▸ PROBLEM DESCRIPTION
Repeat every record below exactly as written.

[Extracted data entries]
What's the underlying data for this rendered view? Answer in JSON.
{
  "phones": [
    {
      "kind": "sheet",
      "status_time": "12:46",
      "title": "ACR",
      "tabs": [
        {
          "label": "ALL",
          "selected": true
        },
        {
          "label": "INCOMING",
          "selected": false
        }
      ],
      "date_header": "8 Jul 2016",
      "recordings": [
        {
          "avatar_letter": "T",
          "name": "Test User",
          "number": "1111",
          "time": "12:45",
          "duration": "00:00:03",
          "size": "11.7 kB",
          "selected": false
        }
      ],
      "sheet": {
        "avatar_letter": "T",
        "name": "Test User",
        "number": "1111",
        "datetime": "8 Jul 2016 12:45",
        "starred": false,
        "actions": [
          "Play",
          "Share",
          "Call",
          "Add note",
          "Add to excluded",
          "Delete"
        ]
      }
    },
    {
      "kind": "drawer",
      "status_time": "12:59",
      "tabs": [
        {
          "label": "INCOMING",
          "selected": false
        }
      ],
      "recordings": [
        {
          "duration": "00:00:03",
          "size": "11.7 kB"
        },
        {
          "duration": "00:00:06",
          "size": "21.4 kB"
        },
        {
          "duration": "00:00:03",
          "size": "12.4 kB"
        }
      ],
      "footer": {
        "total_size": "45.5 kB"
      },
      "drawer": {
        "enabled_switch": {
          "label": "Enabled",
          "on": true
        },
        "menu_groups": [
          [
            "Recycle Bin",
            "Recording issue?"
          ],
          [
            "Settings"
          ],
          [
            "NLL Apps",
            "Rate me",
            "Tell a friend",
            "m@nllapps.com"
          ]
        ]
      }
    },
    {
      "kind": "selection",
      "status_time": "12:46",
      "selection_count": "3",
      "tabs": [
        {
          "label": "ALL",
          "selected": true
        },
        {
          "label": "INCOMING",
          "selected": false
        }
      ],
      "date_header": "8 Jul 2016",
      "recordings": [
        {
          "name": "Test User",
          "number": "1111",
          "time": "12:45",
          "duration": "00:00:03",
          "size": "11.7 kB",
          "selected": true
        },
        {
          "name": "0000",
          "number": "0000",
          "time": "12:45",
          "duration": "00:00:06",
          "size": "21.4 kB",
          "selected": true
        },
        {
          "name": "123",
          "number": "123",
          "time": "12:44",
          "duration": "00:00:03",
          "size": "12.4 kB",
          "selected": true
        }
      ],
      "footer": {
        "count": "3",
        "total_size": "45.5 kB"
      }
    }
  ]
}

▸ RESULT FOR THIS EXERCISE
What's the underlying data for this rendered view? Answer in JSON.
{
  "phones": [
    {
      "kind": "sheet",
      "status_time": "12:46",
      "title": "ACR",
      "tabs": [
        {
          "label": "ALL",
          "selected": true
        },
        {
          "label": "INCOMING",
          "selected": false
        }
      ],
      "date_header": "8 Jul 2016",
      "recordings": [
        {
          "avatar_letter": "T",
          "name": "Test User",
          "number": "1111",
          "time": "12:45",
          "duration": "00:00:03",
          "size": "11.7 kB",
          "selected": false
        }
      ],
      "sheet": {
        "avatar_letter": "T",
        "name": "Test User",
        "number": "1111",
        "datetime": "8 Jul 2016 12:45",
        "starred": false,
        "actions": [
          "Play",
          "Share",
          "Call",
          "Add note",
          "Add to excluded",
          "Delete"
        ]
      }
    },
    {
      "kind": "drawer",
      "status_time": "12:59",
      "tabs": [
        {
          "label": "INCOMING",
          "selected": false
        }
      ],
      "recordings": [
        {
          "duration": "00:00:03",
          "size": "11.7 kB"
        },
        {
          "duration": "00:00:06",
          "size": "21.4 kB"
        },
        {
          "duration": "00:00:03",
          "size": "12.4 kB"
        }
      ],
      "footer": {
        "total_size": "45.5 kB"
      },
      "drawer": {
        "enabled_switch": {
          "label": "Enabled",
          "on": true
        },
        "menu_groups": [
          [
            "Recycle Bin",
            "Recording issue?"
          ],
          [
            "Settings"
          ],
          [
            "NLL Apps",
            "Rate me",
            "Tell a friend",
            "m@nllapps.com"
          ]
        ]
      }
    },
    {
      "kind": "selection",
      "status_time": "12:46",
      "selection_count": "3",
      "tabs": [
        {
          "label": "ALL",
          "selected": true
        },
        {
          "label": "INCOMING",
          "selected": false
        }
      ],
      "date_header": "8 Jul 2016",
      "recordings": [
        {
          "name": "Test User",
          "number": "1111",
          "time": "12:45",
          "duration": "00:00:03",
          "size": "11.7 kB",
          "selected": true
        },
        {
          "name": "0000",
          "number": "0000",
          "time": "12:45",
          "duration": "00:00:06",
          "size": "21.4 kB",
          "selected": true
        },
        {
          "name": "123",
          "number": "123",
          "time": "12:44",
          "duration": "00:00:03",
          "size": "12.4 kB",
          "selected": true
        }
      ],
      "footer": {
        "count": "3",
        "total_size": "45.5 kB"
      }
    }
  ]
}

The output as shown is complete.